Start of SOURCE EXTRACT
This isn’t even beginning to touch on the horrific “conditioning” abuses her father puts her through, including leaving her in a dark, locked cellar, wearing bells so they’ll hear if she moves, made to sit still and endure rats running around her while meditating on death. How do you even come back from having that place in your life? That’s why I was doubtful I wanted to read this.

But the strength Julien shows, not only in growing into an intelligent, self-assured person despite this monstrous childhood, but in being an affectionate, warmhearted, good person despite deprivation of those things when she needed them most, is why the good in this story infinitely outweighs the bad. Not to mention how she briefly describes her psychology work at the book’s conclusion:

In my practice, I often gather the shipwrecked victims of these enslaving relationships. They are sent to me by concerned loved ones or doctors. Some are considered hopeless cases, but I know deep down that there is always a way out. I often tell my patients that freedom can flow through anything.

In her case, she began developing her own identity, outside of her father’s control, by little acts of rebellion – sometimes openly defying him, stealing keys to explore forbidden parts of the house and finding unread books there, igniting further her love of literature, squirreling away paper to write stories that exercise her imagination and hiding them, throwing herself into her music studies, and deeply loving the animals she’s allowed to care for on the estate. This was also a touching element, and probably what allowed her to always feel capable of love and connection. I wanted to give her a million hugs so badly. Thanks to her preparations in these little but actually huge ways, she’s ready when an outside figure able to offer help crosses her path.

I’m so impressed with what she accomplished and what good she’s managed to bring into the world despite a beginning in life that no one deserves. This is so worth reading just for that reassurance of what humans are capable of.

My only complaint is that it ends abruptly as a new phase of her life begins, and I was left wondering how she’d adapted, what that transition was like.

There’s another lesson in it all too, where she gently reminds that you don’t know what’s behind another person’s hesitation, discomfort, or seemingly odd behavior: “It’s impossible to overstate how much a simple smile can change a life, and how one word or one aggressive look can darken the world.”

Not to give too much away, but I wanted to share the last words of the book, because I think after considering so much that’s dark and depressing, it helps to think of the light someone still managed to find, despite this treatment:

Human beings are extraordinary.

Verdict: 4.5/5

The Only Girl in the World: A Memoir
by Maude Julien, with Ursula Gauthier
translated by Adriana Hunter
published December 12, 2017 by Little, Brown
originally published in French in 2014

Amazon / Book Depository

7 thoughts on “A Light in the Darkest Places

Add yours

  1. Oh wow, for a moment i had to double check if this was fiction or not. This sounds very interesting, specially since she is not telling this from a dark place (if i understood correctly). Great review! I’ll check this one out

    Liked by 1 person

    1. Thank you so much! It reads like fiction, it’s so well done, and with her experiences it’s so hard to believe someone actually went through and survived this. It’s so worth reading, I really recommend it. She’s not telling it from a dark place, but the stories are inarguably very dark, even hard to read at times. I didn’t even touch here on all of what’s described. But what impressed me so much is what she’s taken from these experiences and done with her life. She tells this story not to shock or gain sympathy or whatever other motivation could be connected to this horror, but to show the better side of humanity instead. It impressed me so much! I really hope you read and enjoy it (although yeah, in much of it I wouldn’t say it’s enjoyable 😧) it’s just so worthwhile in the end.
End of SOURCE EXTRACT
* _PROBLEMS TO WORK ON_
(a) List each of the little acts of rebellion that, according to the review, helped her form an identity outside her father's control.
(b) Reproduce the passage of the review from "I’m so impressed" to "transition was like.", word for word.
Responses should draw on the review alone.
Start of RECORDS SUPPLIED
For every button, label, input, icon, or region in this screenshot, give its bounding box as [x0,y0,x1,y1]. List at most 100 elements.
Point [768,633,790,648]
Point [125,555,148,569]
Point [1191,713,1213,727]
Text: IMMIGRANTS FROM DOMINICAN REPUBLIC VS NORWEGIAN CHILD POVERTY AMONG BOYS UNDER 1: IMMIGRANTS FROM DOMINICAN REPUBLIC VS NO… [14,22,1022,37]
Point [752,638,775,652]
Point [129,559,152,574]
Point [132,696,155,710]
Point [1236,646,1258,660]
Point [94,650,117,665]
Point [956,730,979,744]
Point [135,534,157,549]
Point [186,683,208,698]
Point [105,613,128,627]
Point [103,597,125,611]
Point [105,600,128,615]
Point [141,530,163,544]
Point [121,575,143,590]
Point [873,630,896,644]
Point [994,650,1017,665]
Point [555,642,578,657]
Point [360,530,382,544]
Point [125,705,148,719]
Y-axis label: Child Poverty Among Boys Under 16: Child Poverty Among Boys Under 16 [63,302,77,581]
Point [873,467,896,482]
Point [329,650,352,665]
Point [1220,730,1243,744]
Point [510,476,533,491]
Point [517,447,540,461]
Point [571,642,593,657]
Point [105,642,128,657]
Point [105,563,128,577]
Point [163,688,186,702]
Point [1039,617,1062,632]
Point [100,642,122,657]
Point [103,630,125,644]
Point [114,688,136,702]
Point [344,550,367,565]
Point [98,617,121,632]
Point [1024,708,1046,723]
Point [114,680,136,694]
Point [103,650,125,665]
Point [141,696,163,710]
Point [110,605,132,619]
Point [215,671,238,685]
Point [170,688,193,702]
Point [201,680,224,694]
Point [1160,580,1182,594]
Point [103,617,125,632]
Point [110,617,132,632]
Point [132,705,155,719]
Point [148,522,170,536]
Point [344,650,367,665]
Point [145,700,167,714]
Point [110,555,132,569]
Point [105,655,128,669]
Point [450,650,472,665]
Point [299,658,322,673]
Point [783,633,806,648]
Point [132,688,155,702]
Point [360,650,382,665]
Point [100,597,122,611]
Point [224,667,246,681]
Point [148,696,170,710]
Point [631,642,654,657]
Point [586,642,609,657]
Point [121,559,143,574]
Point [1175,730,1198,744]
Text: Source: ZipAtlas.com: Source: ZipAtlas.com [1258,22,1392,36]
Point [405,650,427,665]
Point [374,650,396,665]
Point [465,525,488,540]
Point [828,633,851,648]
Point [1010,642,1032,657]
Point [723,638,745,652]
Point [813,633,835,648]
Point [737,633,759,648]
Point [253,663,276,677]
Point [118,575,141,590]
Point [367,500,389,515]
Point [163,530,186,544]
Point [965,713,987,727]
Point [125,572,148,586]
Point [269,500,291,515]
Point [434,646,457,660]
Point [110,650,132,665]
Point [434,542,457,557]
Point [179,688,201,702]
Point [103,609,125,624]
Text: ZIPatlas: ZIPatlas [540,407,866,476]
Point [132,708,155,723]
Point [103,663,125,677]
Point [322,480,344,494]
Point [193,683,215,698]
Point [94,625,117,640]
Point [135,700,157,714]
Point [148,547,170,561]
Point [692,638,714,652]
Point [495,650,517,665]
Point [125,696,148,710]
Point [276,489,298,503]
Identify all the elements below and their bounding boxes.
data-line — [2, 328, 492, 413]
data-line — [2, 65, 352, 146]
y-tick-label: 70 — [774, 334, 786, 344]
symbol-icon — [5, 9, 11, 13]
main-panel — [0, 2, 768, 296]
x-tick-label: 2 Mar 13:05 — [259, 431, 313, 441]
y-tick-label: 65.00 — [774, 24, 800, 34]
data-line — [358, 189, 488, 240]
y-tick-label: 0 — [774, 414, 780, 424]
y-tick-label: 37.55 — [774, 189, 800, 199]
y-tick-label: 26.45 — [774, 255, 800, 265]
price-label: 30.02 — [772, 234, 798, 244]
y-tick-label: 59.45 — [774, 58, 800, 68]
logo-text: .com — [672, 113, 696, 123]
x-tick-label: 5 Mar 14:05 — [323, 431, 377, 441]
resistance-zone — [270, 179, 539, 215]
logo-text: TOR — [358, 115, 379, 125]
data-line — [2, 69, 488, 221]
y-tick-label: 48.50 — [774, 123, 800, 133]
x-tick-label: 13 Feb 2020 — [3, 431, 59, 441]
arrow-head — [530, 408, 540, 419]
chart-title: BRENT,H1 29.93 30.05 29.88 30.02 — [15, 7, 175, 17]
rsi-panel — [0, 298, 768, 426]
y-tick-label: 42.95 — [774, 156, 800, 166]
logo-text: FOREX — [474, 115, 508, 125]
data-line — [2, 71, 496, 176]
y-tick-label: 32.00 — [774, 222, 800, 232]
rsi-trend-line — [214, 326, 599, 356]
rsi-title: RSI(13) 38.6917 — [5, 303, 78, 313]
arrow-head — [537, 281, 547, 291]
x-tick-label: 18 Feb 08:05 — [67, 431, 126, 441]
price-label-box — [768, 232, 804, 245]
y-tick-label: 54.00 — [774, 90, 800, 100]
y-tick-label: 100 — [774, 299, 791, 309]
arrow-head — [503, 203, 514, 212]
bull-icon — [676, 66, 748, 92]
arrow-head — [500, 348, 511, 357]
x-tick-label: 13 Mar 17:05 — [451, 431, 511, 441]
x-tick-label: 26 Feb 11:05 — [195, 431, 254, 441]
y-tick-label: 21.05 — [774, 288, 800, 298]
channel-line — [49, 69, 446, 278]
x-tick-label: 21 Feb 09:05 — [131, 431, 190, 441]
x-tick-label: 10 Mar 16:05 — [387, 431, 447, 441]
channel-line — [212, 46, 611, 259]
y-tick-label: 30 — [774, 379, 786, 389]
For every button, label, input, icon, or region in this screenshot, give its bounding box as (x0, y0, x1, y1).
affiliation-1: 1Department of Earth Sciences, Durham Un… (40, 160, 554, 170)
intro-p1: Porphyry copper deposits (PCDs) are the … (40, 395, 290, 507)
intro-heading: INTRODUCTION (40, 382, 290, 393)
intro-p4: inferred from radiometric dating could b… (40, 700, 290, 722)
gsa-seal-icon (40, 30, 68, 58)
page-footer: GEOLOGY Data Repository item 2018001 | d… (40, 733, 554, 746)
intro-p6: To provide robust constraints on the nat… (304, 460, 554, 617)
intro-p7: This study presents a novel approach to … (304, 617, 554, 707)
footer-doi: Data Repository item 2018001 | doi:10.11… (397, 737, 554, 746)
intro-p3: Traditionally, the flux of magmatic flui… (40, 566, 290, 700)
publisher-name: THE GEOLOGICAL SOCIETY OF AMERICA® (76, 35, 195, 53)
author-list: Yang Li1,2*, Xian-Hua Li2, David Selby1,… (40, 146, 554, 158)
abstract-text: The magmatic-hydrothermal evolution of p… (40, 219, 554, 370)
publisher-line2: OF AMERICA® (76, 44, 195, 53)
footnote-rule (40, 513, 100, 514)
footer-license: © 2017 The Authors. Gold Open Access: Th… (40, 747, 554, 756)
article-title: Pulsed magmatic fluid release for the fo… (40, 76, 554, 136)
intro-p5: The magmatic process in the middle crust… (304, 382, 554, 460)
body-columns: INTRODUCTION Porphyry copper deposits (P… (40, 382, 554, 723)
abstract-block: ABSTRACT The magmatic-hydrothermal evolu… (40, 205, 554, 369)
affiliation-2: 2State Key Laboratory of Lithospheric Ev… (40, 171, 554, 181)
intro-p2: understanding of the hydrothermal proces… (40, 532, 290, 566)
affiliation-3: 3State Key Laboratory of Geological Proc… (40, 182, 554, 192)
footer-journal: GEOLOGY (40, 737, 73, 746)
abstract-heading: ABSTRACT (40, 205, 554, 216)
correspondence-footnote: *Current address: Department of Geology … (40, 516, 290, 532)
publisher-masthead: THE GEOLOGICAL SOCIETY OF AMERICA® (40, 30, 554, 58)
End of RECORDS SUPPLIED
* _SOLUTIONS TO THE PROBLEMS_
(a)
- Sometimes openly defying him
- Stealing keys to explore forbidden parts of the house and finding unread books there
- Squirreling away paper to write stories and hiding them
- Throwing herself into her music studies
- Deeply loving the animals she was allowed to care for on the estate

(b)
I’m so impressed with what she accomplished and what good she’s managed to bring into the world despite a beginning in life that no one deserves. This is so worth reading just for that reassurance of what humans are capable of.

My only complaint is that it ends abruptly as a new phase of her life begins, and I was left wondering how she’d adapted, what that transition was like.